I am responding to recent letters to the editor that appeared in the Olean Times Herald. Regarding the Oct. 19 letter by Kathy Martin (“Wind of Change in Allegany”), while I agree the winds are changing, we differ on the direction.
Ms. Martin claims there are a lot of supporters of this project, as evidenced by the more than 60 supporters who attended a recent Allegany Town Board meeting. But what about the literally hundreds of us who have attended the meetings regularly and protested this project while it was still viable?
Now that there is no project, according to the court’s ruling, why now is this special interest group speaking out? Perhaps we can find the answer by looking at where the Support Allegany Wind signs have been placed. It would appear, for the most part, that these have been placed on the lawns of folks who feel they would profit. In contrast, those of us speaking out against the project have nothing to gain, but feel we have much to lose – namely our health, well-being, property values, destruction of forest and impacts on water and local wildlife.

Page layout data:
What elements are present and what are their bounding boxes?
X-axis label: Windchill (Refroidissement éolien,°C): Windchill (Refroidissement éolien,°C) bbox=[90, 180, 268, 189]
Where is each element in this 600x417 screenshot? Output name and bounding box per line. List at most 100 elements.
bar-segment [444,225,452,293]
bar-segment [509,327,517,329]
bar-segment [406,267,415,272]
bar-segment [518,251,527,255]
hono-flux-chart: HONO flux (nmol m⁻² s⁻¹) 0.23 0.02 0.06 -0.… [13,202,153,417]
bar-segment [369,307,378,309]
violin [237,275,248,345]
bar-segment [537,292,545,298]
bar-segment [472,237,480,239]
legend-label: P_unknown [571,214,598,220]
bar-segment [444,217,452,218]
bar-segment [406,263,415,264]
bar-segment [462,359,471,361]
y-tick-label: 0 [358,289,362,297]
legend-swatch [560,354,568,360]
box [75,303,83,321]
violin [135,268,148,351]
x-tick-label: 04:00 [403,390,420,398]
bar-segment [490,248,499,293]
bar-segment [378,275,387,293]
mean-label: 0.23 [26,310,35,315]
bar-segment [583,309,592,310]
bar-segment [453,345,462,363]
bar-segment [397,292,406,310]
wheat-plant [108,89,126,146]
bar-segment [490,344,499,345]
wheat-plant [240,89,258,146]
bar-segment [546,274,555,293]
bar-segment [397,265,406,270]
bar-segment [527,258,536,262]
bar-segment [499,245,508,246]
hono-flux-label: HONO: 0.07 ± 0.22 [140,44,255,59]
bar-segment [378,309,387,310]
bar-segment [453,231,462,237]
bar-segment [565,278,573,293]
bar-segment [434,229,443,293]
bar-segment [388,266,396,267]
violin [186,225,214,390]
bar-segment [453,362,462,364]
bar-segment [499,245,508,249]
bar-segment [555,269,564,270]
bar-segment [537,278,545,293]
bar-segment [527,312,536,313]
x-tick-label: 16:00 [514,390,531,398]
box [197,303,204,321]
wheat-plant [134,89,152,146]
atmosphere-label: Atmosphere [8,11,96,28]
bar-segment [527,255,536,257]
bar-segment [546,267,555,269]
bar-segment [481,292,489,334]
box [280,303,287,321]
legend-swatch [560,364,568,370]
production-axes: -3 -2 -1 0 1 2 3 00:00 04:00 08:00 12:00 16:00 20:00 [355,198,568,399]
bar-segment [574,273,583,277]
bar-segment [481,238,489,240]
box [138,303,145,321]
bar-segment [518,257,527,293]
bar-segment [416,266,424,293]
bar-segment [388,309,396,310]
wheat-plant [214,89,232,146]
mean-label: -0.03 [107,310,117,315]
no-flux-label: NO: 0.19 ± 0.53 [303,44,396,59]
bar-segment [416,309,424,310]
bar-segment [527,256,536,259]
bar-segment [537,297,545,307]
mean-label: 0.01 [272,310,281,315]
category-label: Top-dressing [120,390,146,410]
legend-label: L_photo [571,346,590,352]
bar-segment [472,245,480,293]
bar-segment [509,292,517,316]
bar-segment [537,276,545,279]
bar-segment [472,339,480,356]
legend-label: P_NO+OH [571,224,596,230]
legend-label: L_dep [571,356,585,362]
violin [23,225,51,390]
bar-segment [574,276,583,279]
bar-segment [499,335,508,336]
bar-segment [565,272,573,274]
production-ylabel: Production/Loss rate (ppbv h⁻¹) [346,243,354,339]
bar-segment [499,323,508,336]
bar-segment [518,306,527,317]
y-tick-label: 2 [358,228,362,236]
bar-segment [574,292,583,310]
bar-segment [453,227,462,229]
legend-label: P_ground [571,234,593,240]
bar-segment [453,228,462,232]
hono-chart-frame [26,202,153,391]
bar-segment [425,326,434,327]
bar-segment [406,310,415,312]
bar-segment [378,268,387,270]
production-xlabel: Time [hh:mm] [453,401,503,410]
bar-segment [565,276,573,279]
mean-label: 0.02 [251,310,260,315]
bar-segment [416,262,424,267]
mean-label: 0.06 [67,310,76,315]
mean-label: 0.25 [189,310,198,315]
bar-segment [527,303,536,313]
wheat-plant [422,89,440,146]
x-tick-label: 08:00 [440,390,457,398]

* **Exercise A**
In the letter about the Allegany wind project, what does the writer say opponents feel they have to lose? Quote each item named after "namely".
* **Exercise B**
Say whether each statement agrees with the letter about the Allegany wind project, and quote the words that decide it.
(i) The writer disagrees with Kathy Martin about the direction of the change.
(ii) More than 60 supporters attended a recent Allegany Town Board meeting.
(iii) Those speaking out against the project expect to profit from it.
* **Exercise C**
Pick up the letter about the Allegany wind project after its last sentence and keep writing.
These records have nothing to do with the letter about the Allegany wind project.

* **Response area A**
- our health
- well-being
- property values
- destruction of forest
- impacts on water and local wildlife

* **Response area B**
(i) Yes: "while I agree the winds are changing, we differ on the direction."
(ii) Yes: "as evidenced by the more than 60 supporters who attended a recent Allegany Town Board meeting"
(iii) No: "those of us speaking out against the project have nothing to gain"

* **Response area C**
In fact, our position has cost us. We hired a Buffalo attorney and spent countless hours researching, meeting and discussing the issues.
Contrary to John Walsh’s letter of Oct. 18, the last election in Allegany was indeed a referendum on the EverPower/Allegany Wind project proposal. Both the Olean Times Herald and former Supervisor Pat Eaton referred to the November 2011 election as a referendum on the wind farm. Here is an excerpt from the Dec. 11, 2011, edition:
“Mr. Eaton, who served for four years on the Allegany Town Board before being elected supervisor, was defeated in November by voters who opposed the Town Board’s decision to permit EverPower, Inc. to build a 29-turbine wind farm on hills in the Chipmonk area of the town. He was the lightning rod for opposition to the windfarm the board approved by a 4-1 vote.
“‘I was the face of the windmills,’ Mr. Eaton said. The election, he adds, ‘was partially a referendum on the windmills.’”
Both candidates for supervisor in 2011 had voted for Allegany Wind, so opponents opted to remove the man who spearheaded the project. Coverage of the election by the OTH includes:
“Mr. Hare admitted that he isn’t certain that he would have won the election by such a large margin if the wind farm issue had not been on the front burner of the race.
“‘It turned what could have been a very close race into a very decided race,’ he said.”
Also, Mr. Walsh didn’t acknowledge that the two new candidates from turbine alley in that election each defeated, by roughly twice as many votes, an incumbent councilman, Ray Jonak, who had voted for the wind farm.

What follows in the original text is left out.